**SET TASKS:**
- A) Put the lines of the records into a JSON list of strings, one string per line, with blank lines left out. Start at the first line of the records and stop after the line that contains "channel-material-value: Concrete —".
- B) Give what follows in the forum thread titled White Plains 4/17, continuing from where it stops.

**EXCERPT:**
# White Plains 4/17



## Mitch (Jun 18, 2010)

Who's going? I'll be there... I'll have SI tads available for very cheap if anyone is interested.


----------



## dartsami (Oct 30, 2006)

I will be there vending. Will have lots of frogs and insect cultures.


----------



## PantMan (Dec 10, 2009)

I'm considering it. I have 4 luecs 2 month ootw. I'm also thinking of picking up 2 exo's, depends on what bj is bringing and how much there asking.


----------



## JeremyHuff (Apr 22, 2008)

I will be vending across from glass cages. Will have lots of frogs and feeders. I have 3 exos that are 12x12x18. They are slightly used. Only one had some treefrogs. If anyone is interested, pm me and we can work out a price or trade.


----------



## PantMan (Dec 10, 2009)

JeremyHuff said:


> I will be vending across from glass cages. Will have lots of frogs and feeders. I have 3 exos that are 12x12x18. They are slightly used. Only one had some treefrogs. If anyone is interested, pm me and we can work out a price or trade.


Any isopods?


----------



## JeremyHuff (Apr 22, 2008)

I should have dwarf white and Spanish orange.


----------



## mordoria (Jan 28, 2011)

Any one going from Brooklyn I can hitch with?


----------



## Mitch (Jun 18, 2010)

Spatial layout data
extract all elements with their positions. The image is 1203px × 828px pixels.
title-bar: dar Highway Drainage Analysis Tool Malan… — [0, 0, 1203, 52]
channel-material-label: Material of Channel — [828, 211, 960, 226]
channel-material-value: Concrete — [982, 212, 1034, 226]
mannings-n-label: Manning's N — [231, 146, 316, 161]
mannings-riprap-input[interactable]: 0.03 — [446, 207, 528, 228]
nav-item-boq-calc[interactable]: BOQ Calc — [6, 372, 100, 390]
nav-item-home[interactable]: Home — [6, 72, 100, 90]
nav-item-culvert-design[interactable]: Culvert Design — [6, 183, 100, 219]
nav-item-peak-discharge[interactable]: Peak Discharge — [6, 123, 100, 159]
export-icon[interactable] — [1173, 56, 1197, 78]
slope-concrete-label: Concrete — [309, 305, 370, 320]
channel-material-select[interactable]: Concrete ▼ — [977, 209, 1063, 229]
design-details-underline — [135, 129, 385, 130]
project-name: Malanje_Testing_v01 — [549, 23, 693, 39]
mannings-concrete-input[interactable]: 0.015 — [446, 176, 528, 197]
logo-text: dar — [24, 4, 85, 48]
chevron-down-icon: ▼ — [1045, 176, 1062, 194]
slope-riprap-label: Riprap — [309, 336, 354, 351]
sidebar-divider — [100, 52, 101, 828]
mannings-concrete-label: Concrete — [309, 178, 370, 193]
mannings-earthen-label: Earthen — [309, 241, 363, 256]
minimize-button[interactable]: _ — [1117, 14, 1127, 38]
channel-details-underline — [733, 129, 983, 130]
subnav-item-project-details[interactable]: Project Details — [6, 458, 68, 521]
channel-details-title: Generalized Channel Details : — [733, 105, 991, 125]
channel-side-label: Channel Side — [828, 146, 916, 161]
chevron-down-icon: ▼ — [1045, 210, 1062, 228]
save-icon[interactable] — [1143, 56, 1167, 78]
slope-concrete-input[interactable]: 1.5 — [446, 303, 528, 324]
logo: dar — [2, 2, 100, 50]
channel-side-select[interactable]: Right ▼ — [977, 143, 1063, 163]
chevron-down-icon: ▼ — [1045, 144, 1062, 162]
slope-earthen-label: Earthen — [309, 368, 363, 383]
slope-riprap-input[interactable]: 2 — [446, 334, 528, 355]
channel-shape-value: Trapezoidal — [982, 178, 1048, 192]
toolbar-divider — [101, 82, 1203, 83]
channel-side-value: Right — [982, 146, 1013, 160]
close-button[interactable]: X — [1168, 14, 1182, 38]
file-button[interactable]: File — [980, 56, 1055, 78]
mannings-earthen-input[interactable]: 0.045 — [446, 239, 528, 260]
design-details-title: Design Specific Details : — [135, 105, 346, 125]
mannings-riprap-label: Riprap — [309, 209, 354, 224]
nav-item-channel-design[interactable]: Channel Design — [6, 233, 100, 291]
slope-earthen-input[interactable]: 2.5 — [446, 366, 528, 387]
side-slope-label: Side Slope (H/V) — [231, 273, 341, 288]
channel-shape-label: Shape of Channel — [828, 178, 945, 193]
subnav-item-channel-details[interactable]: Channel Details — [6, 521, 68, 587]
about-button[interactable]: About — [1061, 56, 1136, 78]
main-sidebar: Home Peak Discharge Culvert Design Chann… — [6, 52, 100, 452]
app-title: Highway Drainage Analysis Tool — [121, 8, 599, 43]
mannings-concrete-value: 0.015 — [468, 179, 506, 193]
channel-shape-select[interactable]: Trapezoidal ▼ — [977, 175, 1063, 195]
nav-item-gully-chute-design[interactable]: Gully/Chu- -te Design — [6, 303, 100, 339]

**PER-TASK OUTPUTS:**
- A)
[
  "extract all elements with their positions. The image is 1203px × 828px pixels.",
  "title-bar: dar Highway Drainage Analysis Tool Malan… — [0, 0, 1203, 52]",
  "channel-material-label: Material of Channel — [828, 211, 960, 226]",
  "channel-material-value: Concrete — [982, 212, 1034, 226]"
]

- B)
Things I have to sell:
-I have about 20 one week old SI tads that I can sell together for $75. 
-I can also throw together a vine package with Bolivian Wandering Jew, Ficus Pumila, and Pellonia 'Waffle' for $20 if anyone wants that. I could also toss in some Christmas Moss and such. 
-This isn't frog related, but I have tons of Endler Guppy fry that I can sell for $5 each. Less $ each if you buy more. 
-3 bags of excelsior for $3 each, $7 for all 3 bags
-Freshly started spring cultures - Colombella or Podura (Blue) - on a really good mix... $5 each - 4 avail. 

PM me if you're interested.


----------



## edwing206 (Apr 9, 2008)

I'd rather buy the 3 bags of excelsior separately.  


Mitch said:


> Things I have to sell:
> -I have about 20 one week old SI tads that I can sell together for $75.
> -I can also throw together a vine package with Bolivian Wandering Jew, Ficus Pumila, and Pellonia 'Waffle' for $20 if anyone wants that. I could also toss in some Christmas Moss and such.
> -This isn't frog related, but I have tons of Endler Guppy fry that I can sell for $5 each. Less $ each if you buy more.
> ...


----------



## Mitch (Jun 18, 2010)

edwing206 said:


> I'd rather buy the 3 bags of excelsior separately.


Haha, wow, I guess my math isn't too great. Make that $7 for all 3 bags... Edited my post. Thanks for pointing that out!


----------



## Qfrogs (Feb 2, 2011)

Mitch said:


> Things I have to sell:
> -I have about 20 one week old SI tads that I can sell together for $75.
> -I can also throw together a vine package with Bolivian Wandering Jew, Ficus Pumila, and Pellonia 'Waffle' for $20 if anyone wants that. I could also toss in some Christmas Moss and such.
> -This isn't frog related, but I have tons of Endler Guppy fry that I can sell for $5 each. Less $ each if you buy more.
> ...


You selling the tads in smaller numbers or only as a single group?


----------



## Mitch (Jun 18, 2010)

Qfrogs said:


> You selling the tads in smaller numbers or only as a single group?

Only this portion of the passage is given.